A Cause for Anger

In an earlier piece, I argued that Matthew 5:22, which (in the King James) says we should not be angry WITHOUT CAUSE – is actually better in the modern translations, which say that we shouldn't be angry AT ALL.

Ok, so what’s actually wrong with anger? What if you’re only angry over evil things in the world that a good person SHOULD be angry about? Let’s analyze that a bit.

The root of anger is a very primitive fighting response. It is the body’s way of preparing to defend ourselves against immediate threats to our body. It causes a surge of hormones in the body, such as epinephrine, cortisol, adrenaline and noradrenaline. These are responses to threats or danger. Depending on the threat, our disposition, our other hormonal levels, etc – this hormonal/emotional response may motivate us to fight, or to flee. We may experience fear, or anger. They are simply the two sides of the same coin – the physiological response to a threat. Their purpose is to help us to run fast… or to hit hard. In natural conditions, they are also momentary. They make brief, enormous demands on the body structures and systems for the sake of survival. The body recovers from these demands when the fight or flight is over, in the relaxation response.

- PROBLEMS TO SOLVE
1. Decide whether each statement below agrees with the passage on anger, answering yes or no and quoting the words of the passage that decide it.
(a) The King James rendering of Matthew 5:22 says one should not be angry without cause.
(b) Under natural conditions, the fight-or-flight responses last a long time.
(c) Cortisol and adrenaline are among the hormones the passage names.
2. Write the next few paragraphs of the passage on anger, picking up after its final sentence about the relaxation response.

- DATA
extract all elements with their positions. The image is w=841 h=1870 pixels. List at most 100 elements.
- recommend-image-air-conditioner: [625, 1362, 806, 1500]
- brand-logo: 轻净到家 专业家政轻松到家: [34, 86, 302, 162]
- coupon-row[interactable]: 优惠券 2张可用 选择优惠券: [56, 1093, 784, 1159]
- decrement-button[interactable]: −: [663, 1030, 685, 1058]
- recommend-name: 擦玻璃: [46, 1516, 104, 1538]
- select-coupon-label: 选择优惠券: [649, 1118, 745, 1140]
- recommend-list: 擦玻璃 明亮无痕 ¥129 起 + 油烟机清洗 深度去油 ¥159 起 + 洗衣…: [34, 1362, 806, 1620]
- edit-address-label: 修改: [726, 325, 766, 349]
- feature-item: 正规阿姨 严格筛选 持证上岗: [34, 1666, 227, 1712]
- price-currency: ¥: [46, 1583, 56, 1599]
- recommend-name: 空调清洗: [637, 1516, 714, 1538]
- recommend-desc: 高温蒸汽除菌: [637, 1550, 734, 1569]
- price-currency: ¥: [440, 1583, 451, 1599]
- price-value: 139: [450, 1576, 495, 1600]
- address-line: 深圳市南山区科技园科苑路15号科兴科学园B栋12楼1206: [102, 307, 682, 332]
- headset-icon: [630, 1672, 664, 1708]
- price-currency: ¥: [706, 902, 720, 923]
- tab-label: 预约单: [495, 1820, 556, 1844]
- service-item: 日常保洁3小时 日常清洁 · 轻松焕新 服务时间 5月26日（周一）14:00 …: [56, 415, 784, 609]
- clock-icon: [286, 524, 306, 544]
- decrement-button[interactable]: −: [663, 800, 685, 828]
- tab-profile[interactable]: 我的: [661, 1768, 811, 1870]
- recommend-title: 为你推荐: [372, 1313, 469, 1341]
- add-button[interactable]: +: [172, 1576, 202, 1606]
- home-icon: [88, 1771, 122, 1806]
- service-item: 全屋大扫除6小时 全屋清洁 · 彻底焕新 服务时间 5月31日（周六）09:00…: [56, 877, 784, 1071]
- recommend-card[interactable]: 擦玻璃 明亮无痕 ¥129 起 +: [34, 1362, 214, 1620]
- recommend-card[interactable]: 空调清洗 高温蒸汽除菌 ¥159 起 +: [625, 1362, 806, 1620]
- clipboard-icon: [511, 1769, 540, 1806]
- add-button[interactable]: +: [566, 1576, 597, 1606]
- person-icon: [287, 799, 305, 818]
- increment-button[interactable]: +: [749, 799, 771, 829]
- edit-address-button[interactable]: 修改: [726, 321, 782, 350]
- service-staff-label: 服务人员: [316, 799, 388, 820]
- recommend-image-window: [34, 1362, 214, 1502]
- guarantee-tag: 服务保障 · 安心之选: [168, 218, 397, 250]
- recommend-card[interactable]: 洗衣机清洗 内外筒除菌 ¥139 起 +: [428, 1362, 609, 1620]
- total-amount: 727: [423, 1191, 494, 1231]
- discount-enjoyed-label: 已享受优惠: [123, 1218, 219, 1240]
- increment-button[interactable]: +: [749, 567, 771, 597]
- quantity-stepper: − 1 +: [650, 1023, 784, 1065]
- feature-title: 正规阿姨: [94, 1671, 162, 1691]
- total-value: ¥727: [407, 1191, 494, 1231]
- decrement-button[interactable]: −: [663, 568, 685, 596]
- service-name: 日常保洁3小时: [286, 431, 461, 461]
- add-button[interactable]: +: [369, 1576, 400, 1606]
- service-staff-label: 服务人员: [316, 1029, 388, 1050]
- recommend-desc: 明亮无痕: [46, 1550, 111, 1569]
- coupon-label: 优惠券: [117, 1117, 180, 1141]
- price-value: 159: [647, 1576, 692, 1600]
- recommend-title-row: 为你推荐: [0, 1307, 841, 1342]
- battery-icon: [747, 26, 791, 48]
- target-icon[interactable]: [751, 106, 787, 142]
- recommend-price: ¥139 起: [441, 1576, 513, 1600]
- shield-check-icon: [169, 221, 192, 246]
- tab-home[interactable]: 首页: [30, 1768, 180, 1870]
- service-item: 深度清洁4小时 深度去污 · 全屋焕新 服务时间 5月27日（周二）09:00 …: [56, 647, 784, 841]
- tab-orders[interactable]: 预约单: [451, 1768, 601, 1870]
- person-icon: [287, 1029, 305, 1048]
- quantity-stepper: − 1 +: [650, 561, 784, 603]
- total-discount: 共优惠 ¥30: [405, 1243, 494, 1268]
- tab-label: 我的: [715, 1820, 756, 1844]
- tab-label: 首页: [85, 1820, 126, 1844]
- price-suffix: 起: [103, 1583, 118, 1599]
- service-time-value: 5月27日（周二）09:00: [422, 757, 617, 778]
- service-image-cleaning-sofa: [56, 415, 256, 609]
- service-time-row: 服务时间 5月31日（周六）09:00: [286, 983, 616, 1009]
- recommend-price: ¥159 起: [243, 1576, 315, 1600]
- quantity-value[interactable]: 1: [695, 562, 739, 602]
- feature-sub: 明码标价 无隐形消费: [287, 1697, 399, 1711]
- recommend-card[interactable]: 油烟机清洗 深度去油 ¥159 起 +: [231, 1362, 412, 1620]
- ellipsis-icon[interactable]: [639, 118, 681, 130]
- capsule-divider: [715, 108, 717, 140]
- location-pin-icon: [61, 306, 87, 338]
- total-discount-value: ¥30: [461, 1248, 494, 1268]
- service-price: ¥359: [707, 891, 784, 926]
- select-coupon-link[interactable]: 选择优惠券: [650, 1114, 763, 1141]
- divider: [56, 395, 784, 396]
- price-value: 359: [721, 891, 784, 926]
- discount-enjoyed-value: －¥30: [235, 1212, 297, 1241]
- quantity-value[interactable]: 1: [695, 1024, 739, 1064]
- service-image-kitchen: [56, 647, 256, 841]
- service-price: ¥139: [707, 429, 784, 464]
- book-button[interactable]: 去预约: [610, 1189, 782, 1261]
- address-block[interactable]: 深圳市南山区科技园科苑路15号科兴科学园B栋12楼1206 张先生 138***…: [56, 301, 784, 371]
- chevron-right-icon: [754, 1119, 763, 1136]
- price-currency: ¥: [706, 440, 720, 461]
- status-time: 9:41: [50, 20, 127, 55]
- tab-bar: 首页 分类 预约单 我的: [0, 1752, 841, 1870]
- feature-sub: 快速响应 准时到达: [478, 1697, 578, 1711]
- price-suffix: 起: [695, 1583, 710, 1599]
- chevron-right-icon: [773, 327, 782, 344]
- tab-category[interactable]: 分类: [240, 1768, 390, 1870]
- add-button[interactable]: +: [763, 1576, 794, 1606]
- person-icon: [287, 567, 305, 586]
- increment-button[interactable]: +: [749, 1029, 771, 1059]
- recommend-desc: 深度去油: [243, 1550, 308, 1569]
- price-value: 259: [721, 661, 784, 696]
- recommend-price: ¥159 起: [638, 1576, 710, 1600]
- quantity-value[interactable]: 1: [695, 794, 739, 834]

- LIST OF ANSWERS
1.
(a) Yes: "which (in the King James) says we should not be angry WITHOUT CAUSE"
(b) No: "In natural conditions, they are also momentary."
(c) Yes: "such as epinephrine, cortisol, adrenaline and noradrenaline"

2.
These physiological responses are probably still useful, but in an increasingly limited set of circumstances. Most of us may be in a “fight for your life” situation once or twice in a lifetime. Those who are in such situations often, such as soldiers or police, learn to control their anger. While rage may help get an ordinary person survive an extreme physical conflict – in the long run it interferes with a trained, calculated response to aggression, such as a soldier or police generally needs to employ.

Unfortunately, we have a problem – the ego. Our egoic mind constructs an elaborate mental image of ourselves. And it will trigger the body’s emotional fear/anger/stress mechanisms if it perceives any threat to our elaborate self-concept. This self concept includes our imagined status, our self-appointed roles, our country, our religion, etc. This is how thousands of Muslims can find themselves in a screaming, raging hormonal stew – fully prepared by their biology to immediately defend themselves against a rogue mastodon … over an old Pope quoting some obscure Byzantine emperor from a podium.

And since the ego spends more time in the imaginary past and present than in the here and now, the egoic threats don’t even have to be actually present. We can simmer over past wrongs that are no longer a threat. We can fume over possible events in the future that may not even happen. And 99 percent of these simmerings and fumings will be about things that are no direct threat to our actual physical person at all.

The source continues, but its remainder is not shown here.